Work instructions — Only the number is needed. Please count the lines below in which the word "nRBD" occurs.
Listed records below:
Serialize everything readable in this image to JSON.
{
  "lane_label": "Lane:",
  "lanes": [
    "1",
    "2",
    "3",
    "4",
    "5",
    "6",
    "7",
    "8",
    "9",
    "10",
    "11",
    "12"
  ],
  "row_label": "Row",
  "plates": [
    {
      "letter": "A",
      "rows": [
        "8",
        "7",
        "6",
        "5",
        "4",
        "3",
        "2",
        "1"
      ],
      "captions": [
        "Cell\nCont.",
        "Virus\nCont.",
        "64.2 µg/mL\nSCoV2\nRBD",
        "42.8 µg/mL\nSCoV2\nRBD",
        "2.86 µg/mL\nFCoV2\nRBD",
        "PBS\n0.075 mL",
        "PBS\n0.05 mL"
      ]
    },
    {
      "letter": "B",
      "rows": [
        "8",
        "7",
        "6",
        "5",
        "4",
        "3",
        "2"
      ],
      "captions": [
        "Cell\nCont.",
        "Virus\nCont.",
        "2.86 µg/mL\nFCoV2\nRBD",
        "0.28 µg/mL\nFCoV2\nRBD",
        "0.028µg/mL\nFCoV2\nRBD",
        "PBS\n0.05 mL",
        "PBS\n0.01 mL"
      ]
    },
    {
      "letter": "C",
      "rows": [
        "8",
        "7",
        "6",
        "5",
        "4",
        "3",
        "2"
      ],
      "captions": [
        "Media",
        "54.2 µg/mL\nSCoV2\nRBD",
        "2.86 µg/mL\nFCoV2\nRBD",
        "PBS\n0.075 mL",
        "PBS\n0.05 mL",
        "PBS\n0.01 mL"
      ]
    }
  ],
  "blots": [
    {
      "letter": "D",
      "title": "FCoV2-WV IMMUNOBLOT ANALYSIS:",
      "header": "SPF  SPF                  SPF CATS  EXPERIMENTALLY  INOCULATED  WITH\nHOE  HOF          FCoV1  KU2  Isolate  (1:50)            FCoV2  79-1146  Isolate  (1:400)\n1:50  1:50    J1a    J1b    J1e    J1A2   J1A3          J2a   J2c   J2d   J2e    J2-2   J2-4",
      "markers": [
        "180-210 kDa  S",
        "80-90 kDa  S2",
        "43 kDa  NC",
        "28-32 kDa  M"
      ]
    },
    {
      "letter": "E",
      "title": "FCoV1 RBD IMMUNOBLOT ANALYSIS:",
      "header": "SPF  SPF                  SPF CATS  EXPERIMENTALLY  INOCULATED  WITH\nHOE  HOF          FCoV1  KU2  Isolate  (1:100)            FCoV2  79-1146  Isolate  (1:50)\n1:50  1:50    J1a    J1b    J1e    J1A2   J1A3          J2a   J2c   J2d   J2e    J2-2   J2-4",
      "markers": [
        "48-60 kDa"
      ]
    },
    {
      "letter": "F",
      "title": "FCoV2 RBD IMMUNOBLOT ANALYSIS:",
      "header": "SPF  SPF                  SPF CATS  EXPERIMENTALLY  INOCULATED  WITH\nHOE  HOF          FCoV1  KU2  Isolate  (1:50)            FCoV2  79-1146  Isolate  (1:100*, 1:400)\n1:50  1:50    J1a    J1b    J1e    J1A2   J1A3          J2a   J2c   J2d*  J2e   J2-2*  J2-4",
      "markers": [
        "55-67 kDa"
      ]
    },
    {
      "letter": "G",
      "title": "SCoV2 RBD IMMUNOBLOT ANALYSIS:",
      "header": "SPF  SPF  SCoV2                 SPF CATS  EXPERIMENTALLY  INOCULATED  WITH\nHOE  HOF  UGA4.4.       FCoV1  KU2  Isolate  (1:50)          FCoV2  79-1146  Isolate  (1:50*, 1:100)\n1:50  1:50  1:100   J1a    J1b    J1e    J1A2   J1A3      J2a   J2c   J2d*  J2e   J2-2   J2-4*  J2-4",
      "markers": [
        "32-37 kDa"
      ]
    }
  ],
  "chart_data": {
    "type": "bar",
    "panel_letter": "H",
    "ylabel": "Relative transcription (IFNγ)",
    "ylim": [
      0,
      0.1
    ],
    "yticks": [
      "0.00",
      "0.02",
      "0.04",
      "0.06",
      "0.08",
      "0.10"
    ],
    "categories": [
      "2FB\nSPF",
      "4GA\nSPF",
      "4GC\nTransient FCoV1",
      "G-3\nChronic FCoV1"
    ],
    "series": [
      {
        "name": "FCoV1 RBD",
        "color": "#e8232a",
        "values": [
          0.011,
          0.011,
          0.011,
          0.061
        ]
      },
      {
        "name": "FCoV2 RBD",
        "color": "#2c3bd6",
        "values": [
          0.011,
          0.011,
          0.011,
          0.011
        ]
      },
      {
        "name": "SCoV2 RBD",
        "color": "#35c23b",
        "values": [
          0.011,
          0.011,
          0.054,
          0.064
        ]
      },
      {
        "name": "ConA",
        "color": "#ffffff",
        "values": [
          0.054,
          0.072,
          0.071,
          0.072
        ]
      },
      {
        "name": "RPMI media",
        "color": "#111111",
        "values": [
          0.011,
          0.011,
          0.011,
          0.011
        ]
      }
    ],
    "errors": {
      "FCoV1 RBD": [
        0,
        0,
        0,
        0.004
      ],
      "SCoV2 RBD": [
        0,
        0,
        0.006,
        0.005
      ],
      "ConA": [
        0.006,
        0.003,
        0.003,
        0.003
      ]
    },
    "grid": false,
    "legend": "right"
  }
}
End of Listed records.
Solution — 8